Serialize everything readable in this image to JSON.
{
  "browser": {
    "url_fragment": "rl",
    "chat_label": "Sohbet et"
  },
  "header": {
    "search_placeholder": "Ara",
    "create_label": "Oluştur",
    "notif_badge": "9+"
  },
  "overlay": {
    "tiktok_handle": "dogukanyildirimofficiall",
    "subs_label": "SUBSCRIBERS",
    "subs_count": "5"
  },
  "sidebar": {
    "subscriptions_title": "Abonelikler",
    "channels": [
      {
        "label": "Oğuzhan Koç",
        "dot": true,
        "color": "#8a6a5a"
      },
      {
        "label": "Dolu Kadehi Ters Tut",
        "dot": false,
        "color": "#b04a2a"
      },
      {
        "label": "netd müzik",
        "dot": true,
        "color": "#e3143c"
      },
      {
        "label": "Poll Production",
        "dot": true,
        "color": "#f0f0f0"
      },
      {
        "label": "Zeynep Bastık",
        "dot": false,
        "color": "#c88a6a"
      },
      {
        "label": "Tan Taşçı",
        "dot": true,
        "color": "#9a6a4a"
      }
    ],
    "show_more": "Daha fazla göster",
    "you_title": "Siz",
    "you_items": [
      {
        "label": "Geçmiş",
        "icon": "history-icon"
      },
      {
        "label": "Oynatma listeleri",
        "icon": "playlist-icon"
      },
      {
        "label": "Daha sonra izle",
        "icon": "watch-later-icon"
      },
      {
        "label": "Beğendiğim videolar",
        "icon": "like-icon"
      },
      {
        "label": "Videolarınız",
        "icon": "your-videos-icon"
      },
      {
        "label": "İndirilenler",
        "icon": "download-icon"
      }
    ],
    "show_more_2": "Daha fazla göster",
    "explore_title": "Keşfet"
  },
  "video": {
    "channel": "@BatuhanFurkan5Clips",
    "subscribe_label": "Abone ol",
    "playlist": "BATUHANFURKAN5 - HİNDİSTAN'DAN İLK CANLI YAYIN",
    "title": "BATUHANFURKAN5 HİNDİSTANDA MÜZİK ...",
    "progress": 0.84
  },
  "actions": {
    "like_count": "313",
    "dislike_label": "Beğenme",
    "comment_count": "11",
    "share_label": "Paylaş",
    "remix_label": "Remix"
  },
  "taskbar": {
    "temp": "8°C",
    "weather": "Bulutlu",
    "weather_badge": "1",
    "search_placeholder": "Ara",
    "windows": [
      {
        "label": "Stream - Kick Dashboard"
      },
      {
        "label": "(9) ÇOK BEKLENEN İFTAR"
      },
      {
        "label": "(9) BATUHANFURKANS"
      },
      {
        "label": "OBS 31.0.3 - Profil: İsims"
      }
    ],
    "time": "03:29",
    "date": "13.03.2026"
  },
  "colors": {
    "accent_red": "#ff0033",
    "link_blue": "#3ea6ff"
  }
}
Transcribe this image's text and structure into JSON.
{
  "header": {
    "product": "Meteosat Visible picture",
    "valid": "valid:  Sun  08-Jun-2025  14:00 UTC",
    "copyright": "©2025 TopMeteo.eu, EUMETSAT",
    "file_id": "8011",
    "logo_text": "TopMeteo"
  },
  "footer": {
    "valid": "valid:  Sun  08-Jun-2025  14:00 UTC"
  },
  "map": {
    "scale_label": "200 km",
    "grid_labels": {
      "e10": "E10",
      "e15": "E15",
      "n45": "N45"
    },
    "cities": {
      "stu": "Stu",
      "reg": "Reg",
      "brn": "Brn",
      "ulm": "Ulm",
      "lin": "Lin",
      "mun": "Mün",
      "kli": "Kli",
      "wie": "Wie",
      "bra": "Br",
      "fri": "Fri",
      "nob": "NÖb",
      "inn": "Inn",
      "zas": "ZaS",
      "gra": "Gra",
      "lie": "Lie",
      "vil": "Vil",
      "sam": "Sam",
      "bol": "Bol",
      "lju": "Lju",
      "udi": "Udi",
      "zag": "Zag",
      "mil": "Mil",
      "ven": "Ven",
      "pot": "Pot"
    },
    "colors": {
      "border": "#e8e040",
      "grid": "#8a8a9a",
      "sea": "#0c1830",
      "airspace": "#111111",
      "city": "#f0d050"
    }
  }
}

####

Copy all lines from the listing that contain "image".

Serialize everything readable in this image to JSON.
Transcribe this image's text and structure into JSON.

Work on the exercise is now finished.